■ **AIM 1**
Repeat the stretch of the art direction essay from "Design ≠ Art" through "sacred (and why)." word for word.

■ **SOURCE EXTRACT**
------
As I prepare to exit the agency world and move client-side for the first time, my team asked me to prepare some thoughts on some areas of my experience. I agreed. This is part three of a several-part series on doing creative work in the world of digital-first advertising, and a distillation of what I’ve learned over 8+ years of agency life at Essence and beyond, as a designer, writer, and all-around creative problem-solver.

Art directors do a lot of really cool, important stuff.

They lead creative teams, generate dope af ideas, protect the design process, and develop the visual language of creative executions. That’s a lot, so for our purposes, let’s focus on just that last bit.

Design ≠ Art Direction

An important distinction to make early on is that art direction is not design. Design is functional, executional, and (should be) invisible. Art direction is all about storytelling. When you think about brilliant art direction, don’t think about Jony Ive, instead, consider Donatella Versace. Boldness over sleekness, if we’re painting with extremely broad strokes.

Study the masters

Unlike in the ideation process, where you should think for your goddamn self, art directors should steep themselves in the world of visual art (plus motion and audio, while you’re at it). Make yourself an overflowing fount of visual techniques and motifs, and be able to pull them out on command. You should know what’s trendy (and why), what’s not (and why), what’s nostalgic (and why) and what’s sacred (and why).

The catch? Your references shouldn’t come from other ad campaigns. None.
------
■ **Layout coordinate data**
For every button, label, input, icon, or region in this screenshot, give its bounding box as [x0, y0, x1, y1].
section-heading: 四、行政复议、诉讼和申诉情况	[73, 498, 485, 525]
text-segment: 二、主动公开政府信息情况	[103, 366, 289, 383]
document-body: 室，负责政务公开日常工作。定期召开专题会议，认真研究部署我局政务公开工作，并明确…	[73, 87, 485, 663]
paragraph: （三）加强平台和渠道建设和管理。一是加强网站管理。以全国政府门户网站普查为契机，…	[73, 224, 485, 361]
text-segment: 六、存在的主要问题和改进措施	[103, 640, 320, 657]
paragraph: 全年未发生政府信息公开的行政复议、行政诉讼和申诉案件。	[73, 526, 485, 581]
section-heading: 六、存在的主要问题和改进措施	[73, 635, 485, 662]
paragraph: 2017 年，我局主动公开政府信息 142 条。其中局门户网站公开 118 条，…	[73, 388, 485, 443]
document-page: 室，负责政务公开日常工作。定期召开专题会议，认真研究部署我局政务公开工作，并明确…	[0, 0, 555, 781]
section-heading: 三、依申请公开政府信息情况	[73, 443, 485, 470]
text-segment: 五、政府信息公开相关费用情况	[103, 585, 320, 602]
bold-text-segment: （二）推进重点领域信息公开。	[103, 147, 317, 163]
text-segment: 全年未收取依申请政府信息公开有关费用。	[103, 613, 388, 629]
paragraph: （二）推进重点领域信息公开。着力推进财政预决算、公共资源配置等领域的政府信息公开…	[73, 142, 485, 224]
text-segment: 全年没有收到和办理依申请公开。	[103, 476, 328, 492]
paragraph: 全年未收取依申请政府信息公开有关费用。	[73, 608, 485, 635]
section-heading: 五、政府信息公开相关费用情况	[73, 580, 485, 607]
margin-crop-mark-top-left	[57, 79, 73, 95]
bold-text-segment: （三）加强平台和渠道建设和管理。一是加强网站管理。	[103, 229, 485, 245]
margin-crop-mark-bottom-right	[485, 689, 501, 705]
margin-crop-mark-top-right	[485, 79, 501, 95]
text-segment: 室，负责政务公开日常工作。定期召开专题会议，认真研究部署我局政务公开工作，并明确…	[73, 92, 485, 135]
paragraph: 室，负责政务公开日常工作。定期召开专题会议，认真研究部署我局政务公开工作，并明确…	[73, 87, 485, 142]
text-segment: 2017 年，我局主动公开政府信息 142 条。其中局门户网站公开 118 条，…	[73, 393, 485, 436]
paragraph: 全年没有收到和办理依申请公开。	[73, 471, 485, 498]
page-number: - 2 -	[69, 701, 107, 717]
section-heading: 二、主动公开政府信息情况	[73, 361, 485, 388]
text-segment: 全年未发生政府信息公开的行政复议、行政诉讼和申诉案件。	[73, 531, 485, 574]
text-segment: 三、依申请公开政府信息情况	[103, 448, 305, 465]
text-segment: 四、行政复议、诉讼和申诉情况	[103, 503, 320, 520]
------
■ **AIM 2**
Reproduce the layout coordinate entries from the start through the line containing "443, 485, 470]", word for word.

■ **FINAL ANSWER 1**
Design ≠ Art Direction

An important distinction to make early on is that art direction is not design. Design is functional, executional, and (should be) invisible. Art direction is all about storytelling. When you think about brilliant art direction, don’t think about Jony Ive, instead, consider Donatella Versace. Boldness over sleekness, if we’re painting with extremely broad strokes.

Study the masters

Unlike in the ideation process, where you should think for your goddamn self, art directors should steep themselves in the world of visual art (plus motion and audio, while you’re at it). Make yourself an overflowing fount of visual techniques and motifs, and be able to pull them out on command. You should know what’s trendy (and why), what’s not (and why), what’s nostalgic (and why) and what’s sacred (and why).

■ **FINAL ANSWER 2**
For every button, label, input, icon, or region in this screenshot, give its bounding box as [x0, y0, x1, y1].
section-heading: 四、行政复议、诉讼和申诉情况	[73, 498, 485, 525]
text-segment: 二、主动公开政府信息情况	[103, 366, 289, 383]
document-body: 室，负责政务公开日常工作。定期召开专题会议，认真研究部署我局政务公开工作，并明确…	[73, 87, 485, 663]
paragraph: （三）加强平台和渠道建设和管理。一是加强网站管理。以全国政府门户网站普查为契机，…	[73, 224, 485, 361]
text-segment: 六、存在的主要问题和改进措施	[103, 640, 320, 657]
paragraph: 全年未发生政府信息公开的行政复议、行政诉讼和申诉案件。	[73, 526, 485, 581]
section-heading: 六、存在的主要问题和改进措施	[73, 635, 485, 662]
paragraph: 2017 年，我局主动公开政府信息 142 条。其中局门户网站公开 118 条，…	[73, 388, 485, 443]
document-page: 室，负责政务公开日常工作。定期召开专题会议，认真研究部署我局政务公开工作，并明确…	[0, 0, 555, 781]
section-heading: 三、依申请公开政府信息情况	[73, 443, 485, 470]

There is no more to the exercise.